[Direction] Output every entry exactly as written.

---

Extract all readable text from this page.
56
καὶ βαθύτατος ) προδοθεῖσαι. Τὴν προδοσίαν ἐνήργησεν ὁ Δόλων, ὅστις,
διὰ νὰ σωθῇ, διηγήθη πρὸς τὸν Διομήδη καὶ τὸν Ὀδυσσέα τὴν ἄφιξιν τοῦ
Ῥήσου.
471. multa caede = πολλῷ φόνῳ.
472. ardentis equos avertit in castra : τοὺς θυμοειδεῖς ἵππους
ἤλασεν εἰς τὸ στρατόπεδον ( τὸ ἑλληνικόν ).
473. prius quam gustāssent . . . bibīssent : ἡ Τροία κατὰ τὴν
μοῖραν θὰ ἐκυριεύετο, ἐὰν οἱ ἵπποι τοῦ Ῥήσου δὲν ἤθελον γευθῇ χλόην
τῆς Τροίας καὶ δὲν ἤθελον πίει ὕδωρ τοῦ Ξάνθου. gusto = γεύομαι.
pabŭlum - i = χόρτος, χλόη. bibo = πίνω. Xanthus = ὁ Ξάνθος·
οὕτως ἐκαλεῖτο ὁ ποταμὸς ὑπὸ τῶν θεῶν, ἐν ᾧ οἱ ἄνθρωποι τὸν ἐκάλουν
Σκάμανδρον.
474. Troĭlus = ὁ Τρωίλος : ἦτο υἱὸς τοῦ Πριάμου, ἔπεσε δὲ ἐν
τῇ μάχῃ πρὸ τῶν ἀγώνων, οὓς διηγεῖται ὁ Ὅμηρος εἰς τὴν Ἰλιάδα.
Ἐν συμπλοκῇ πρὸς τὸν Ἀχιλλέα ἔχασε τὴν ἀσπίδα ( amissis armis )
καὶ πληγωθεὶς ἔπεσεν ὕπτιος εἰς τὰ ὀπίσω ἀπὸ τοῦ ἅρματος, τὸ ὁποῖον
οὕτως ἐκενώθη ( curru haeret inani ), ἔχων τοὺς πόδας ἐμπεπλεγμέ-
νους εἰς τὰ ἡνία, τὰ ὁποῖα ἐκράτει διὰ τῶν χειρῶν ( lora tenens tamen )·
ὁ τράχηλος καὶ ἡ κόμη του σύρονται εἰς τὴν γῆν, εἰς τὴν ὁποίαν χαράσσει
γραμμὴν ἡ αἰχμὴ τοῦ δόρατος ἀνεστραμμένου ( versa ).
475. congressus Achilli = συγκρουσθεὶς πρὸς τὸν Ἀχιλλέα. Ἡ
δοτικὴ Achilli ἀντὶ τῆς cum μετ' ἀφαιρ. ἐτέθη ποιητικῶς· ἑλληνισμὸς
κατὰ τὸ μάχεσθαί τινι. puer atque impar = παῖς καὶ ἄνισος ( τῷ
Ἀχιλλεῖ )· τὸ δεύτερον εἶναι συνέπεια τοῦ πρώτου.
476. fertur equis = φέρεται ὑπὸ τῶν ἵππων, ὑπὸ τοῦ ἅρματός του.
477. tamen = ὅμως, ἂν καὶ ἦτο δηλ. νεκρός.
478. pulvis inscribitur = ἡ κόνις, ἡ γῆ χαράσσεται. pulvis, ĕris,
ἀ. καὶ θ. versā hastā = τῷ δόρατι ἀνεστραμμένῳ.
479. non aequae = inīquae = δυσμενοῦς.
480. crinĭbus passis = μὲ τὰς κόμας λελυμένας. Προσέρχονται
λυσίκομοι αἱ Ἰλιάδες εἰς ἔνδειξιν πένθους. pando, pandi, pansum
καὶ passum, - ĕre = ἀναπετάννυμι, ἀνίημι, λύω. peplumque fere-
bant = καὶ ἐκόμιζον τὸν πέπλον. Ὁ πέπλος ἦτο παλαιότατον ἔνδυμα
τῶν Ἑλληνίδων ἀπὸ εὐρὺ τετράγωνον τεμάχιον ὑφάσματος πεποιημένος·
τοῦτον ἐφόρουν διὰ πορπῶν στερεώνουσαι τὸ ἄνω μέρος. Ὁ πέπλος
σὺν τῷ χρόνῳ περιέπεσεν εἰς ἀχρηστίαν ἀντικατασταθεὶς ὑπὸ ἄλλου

---

[Response to this exercise]
Extract all readable text from this page.
56
καὶ βαθύτατος ) προδοθεῖσαι. Τὴν προδοσίαν ἐνήργησεν ὁ Δόλων, ὅστις,
διὰ νὰ σωθῇ, διηγήθη πρὸς τὸν Διομήδη καὶ τὸν Ὀδυσσέα τὴν ἄφιξιν τοῦ
Ῥήσου.
471. multa caede = πολλῷ φόνῳ.
472. ardentis equos avertit in castra : τοὺς θυμοειδεῖς ἵππους
ἤλασεν εἰς τὸ στρατόπεδον ( τὸ ἑλληνικόν ).
473. prius quam gustāssent . . . bibīssent : ἡ Τροία κατὰ τὴν
μοῖραν θὰ ἐκυριεύετο, ἐὰν οἱ ἵπποι τοῦ Ῥήσου δὲν ἤθελον γευθῇ χλόην
τῆς Τροίας καὶ δὲν ἤθελον πίει ὕδωρ τοῦ Ξάνθου. gusto = γεύομαι.
pabŭlum - i = χόρτος, χλόη. bibo = πίνω. Xanthus = ὁ Ξάνθος·
οὕτως ἐκαλεῖτο ὁ ποταμὸς ὑπὸ τῶν θεῶν, ἐν ᾧ οἱ ἄνθρωποι τὸν ἐκάλουν
Σκάμανδρον.
474. Troĭlus = ὁ Τρωίλος : ἦτο υἱὸς τοῦ Πριάμου, ἔπεσε δὲ ἐν
τῇ μάχῃ πρὸ τῶν ἀγώνων, οὓς διηγεῖται ὁ Ὅμηρος εἰς τὴν Ἰλιάδα.
Ἐν συμπλοκῇ πρὸς τὸν Ἀχιλλέα ἔχασε τὴν ἀσπίδα ( amissis armis )
καὶ πληγωθεὶς ἔπεσεν ὕπτιος εἰς τὰ ὀπίσω ἀπὸ τοῦ ἅρματος, τὸ ὁποῖον
οὕτως ἐκενώθη ( curru haeret inani ), ἔχων τοὺς πόδας ἐμπεπλεγμέ-
νους εἰς τὰ ἡνία, τὰ ὁποῖα ἐκράτει διὰ τῶν χειρῶν ( lora tenens tamen )·
ὁ τράχηλος καὶ ἡ κόμη του σύρονται εἰς τὴν γῆν, εἰς τὴν ὁποίαν χαράσσει
γραμμὴν ἡ αἰχμὴ τοῦ δόρατος ἀνεστραμμένου ( versa ).
475. congressus Achilli = συγκρουσθεὶς πρὸς τὸν Ἀχιλλέα. Ἡ
δοτικὴ Achilli ἀντὶ τῆς cum μετ' ἀφαιρ. ἐτέθη ποιητικῶς· ἑλληνισμὸς
κατὰ τὸ μάχεσθαί τινι. puer atque impar = παῖς καὶ ἄνισος ( τῷ
Ἀχιλλεῖ )· τὸ δεύτερον εἶναι συνέπεια τοῦ πρώτου.
476. fertur equis = φέρεται ὑπὸ τῶν ἵππων, ὑπὸ τοῦ ἅρματός του.
477. tamen = ὅμως, ἂν καὶ ἦτο δηλ. νεκρός.
478. pulvis inscribitur = ἡ κόνις, ἡ γῆ χαράσσεται. pulvis, ĕris,
ἀ. καὶ θ. versā hastā = τῷ δόρατι ἀνεστραμμένῳ.
479. non aequae = inīquae = δυσμενοῦς.
480. crinĭbus passis = μὲ τὰς κόμας λελυμένας. Προσέρχονται
λυσίκομοι αἱ Ἰλιάδες εἰς ἔνδειξιν πένθους. pando, pandi, pansum
καὶ passum, - ĕre = ἀναπετάννυμι, ἀνίημι, λύω. peplumque fere-
bant = καὶ ἐκόμιζον τὸν πέπλον. Ὁ πέπλος ἦτο παλαιότατον ἔνδυμα
τῶν Ἑλληνίδων ἀπὸ εὐρὺ τετράγωνον τεμάχιον ὑφάσματος πεποιημένος·
τοῦτον ἐφόρουν διὰ πορπῶν στερεώνουσαι τὸ ἄνω μέρος. Ὁ πέπλος
σὺν τῷ χρόνῳ περιέπεσεν εἰς ἀχρηστίαν ἀντικατασταθεὶς ὑπὸ ἄλλου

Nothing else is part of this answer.